▸ What you will do:
Report, as a bare number, how many lines contain the string "this".
Available records start
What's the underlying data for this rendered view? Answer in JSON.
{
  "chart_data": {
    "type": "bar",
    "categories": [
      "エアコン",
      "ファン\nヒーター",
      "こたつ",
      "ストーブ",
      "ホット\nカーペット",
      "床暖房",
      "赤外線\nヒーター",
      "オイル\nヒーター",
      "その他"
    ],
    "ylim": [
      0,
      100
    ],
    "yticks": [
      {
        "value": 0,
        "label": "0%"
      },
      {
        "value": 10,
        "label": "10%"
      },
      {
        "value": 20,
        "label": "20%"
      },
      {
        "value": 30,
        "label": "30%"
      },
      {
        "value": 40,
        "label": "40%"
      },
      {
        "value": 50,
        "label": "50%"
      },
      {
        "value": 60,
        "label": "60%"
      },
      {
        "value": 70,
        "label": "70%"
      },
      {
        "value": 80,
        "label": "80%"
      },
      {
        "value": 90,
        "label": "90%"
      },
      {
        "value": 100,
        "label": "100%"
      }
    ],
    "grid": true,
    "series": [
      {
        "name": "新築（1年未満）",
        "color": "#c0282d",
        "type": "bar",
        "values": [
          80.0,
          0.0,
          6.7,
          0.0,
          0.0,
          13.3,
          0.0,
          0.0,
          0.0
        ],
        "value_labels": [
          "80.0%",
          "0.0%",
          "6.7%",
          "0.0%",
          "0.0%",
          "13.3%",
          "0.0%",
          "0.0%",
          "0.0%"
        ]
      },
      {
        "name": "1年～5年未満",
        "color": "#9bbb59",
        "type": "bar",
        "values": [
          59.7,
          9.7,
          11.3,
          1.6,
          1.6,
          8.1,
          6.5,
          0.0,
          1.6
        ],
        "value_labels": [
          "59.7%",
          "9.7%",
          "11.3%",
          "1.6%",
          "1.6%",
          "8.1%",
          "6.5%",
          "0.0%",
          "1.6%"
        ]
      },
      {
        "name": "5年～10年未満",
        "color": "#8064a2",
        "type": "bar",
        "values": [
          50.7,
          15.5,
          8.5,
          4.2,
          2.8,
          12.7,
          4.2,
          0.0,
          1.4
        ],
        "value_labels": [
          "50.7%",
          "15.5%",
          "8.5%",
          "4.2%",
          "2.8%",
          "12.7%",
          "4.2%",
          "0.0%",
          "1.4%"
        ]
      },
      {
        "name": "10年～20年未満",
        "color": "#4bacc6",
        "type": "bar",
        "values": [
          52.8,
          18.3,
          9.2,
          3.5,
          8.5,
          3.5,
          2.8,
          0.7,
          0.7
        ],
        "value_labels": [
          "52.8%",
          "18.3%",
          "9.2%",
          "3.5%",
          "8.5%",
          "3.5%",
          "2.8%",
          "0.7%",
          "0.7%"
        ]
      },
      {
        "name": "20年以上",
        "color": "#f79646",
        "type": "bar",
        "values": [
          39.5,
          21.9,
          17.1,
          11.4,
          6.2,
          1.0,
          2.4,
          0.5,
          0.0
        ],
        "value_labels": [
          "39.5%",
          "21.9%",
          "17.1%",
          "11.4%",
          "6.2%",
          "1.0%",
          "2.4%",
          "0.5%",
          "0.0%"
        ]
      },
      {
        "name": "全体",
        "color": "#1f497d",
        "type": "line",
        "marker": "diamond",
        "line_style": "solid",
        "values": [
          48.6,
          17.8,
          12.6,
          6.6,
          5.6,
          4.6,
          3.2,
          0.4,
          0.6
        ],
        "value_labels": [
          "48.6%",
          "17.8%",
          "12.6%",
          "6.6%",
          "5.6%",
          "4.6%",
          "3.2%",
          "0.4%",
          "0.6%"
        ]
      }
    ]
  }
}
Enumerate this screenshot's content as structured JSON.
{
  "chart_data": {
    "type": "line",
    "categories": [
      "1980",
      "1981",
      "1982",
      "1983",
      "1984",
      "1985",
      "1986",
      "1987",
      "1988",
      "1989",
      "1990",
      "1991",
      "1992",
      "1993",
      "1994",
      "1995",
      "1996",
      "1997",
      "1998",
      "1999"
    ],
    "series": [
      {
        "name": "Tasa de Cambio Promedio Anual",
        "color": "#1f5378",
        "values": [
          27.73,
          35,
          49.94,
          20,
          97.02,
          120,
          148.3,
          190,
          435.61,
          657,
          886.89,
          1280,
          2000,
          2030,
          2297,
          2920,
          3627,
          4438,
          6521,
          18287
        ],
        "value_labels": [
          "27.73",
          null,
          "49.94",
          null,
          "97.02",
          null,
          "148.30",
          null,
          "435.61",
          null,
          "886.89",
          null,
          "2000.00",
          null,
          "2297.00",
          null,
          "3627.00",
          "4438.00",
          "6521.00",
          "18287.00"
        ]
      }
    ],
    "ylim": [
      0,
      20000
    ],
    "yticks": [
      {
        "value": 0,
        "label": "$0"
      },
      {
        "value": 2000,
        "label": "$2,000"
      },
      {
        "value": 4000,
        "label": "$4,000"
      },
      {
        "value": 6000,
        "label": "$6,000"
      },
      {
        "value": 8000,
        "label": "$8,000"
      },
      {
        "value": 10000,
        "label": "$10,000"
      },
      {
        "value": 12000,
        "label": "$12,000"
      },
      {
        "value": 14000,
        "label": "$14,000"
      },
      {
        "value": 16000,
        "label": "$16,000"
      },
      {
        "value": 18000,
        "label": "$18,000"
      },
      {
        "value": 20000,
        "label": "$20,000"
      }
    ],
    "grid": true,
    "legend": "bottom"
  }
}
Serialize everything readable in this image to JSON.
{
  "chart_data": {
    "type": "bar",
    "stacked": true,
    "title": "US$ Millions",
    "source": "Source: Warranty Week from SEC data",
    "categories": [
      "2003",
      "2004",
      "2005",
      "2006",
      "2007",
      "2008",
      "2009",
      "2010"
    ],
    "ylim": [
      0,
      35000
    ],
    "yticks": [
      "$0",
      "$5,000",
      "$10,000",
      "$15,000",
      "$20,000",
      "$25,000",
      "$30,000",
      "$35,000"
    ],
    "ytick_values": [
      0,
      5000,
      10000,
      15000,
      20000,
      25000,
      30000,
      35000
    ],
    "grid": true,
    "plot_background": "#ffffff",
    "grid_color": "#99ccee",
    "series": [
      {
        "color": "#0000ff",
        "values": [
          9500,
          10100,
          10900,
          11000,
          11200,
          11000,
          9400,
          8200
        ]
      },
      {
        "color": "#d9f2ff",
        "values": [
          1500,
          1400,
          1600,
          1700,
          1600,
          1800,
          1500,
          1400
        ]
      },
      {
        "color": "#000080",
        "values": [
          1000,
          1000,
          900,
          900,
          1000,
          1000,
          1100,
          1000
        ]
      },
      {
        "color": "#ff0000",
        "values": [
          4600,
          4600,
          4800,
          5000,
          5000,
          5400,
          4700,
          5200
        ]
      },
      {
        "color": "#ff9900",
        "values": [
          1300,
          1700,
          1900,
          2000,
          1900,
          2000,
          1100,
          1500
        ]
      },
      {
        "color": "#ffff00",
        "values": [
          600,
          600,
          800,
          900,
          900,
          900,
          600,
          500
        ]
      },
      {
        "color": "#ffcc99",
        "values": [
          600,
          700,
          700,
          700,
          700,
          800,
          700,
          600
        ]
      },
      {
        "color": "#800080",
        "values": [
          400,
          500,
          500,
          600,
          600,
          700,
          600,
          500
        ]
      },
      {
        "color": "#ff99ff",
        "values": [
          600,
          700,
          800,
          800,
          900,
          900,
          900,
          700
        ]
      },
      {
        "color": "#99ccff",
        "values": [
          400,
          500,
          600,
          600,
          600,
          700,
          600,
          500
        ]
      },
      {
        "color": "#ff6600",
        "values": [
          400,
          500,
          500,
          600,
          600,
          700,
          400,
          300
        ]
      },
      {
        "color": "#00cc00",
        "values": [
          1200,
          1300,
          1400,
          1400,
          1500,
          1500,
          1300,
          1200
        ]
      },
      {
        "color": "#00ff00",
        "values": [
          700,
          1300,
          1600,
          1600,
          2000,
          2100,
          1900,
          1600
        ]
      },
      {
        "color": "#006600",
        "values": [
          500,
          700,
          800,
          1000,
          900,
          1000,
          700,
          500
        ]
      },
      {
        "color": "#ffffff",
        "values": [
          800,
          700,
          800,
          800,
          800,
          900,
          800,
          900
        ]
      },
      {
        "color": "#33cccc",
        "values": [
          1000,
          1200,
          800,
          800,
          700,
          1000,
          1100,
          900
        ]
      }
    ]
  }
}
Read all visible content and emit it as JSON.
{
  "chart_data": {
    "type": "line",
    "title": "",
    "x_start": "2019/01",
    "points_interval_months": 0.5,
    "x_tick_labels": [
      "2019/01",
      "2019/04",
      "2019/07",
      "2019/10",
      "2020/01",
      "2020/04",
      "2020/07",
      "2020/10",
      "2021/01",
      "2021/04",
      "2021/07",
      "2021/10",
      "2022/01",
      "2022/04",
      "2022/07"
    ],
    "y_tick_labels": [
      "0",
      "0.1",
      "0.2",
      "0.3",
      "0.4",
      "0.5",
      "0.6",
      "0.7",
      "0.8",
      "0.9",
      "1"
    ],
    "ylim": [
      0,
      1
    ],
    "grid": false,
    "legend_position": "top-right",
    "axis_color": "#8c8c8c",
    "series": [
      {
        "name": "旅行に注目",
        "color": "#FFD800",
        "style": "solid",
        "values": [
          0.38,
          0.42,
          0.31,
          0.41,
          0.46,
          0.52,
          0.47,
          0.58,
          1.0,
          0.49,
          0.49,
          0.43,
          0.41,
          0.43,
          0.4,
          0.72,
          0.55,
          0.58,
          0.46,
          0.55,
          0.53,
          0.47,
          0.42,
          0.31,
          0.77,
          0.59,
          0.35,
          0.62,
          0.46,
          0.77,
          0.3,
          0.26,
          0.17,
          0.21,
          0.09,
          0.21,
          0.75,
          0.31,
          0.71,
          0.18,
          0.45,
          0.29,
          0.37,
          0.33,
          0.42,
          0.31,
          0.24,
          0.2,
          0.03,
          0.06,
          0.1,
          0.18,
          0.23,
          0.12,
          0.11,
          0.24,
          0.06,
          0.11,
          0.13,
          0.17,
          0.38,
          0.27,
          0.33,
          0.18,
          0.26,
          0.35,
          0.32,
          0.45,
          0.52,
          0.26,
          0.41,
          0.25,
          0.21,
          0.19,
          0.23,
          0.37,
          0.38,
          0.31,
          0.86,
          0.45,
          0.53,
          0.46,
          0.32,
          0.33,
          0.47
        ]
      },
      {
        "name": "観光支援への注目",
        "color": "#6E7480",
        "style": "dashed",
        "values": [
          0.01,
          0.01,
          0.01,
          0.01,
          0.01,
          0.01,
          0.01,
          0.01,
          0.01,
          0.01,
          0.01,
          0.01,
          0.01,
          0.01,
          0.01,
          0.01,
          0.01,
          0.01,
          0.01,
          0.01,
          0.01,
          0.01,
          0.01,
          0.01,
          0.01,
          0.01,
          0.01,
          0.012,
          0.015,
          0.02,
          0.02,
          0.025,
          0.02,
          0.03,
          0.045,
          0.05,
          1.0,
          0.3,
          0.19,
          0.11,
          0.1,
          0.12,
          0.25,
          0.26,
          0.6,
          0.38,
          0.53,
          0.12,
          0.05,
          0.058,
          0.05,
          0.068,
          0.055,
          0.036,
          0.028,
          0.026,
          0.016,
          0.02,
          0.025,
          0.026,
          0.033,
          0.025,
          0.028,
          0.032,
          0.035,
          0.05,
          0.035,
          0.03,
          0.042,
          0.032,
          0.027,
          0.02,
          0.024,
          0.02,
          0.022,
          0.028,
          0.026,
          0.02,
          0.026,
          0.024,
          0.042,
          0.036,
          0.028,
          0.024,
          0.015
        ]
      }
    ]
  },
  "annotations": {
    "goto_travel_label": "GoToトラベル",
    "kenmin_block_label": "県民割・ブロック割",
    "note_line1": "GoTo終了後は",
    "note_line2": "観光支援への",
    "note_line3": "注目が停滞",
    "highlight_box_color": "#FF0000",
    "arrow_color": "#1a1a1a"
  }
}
Available records end
▸ Expected answer:
3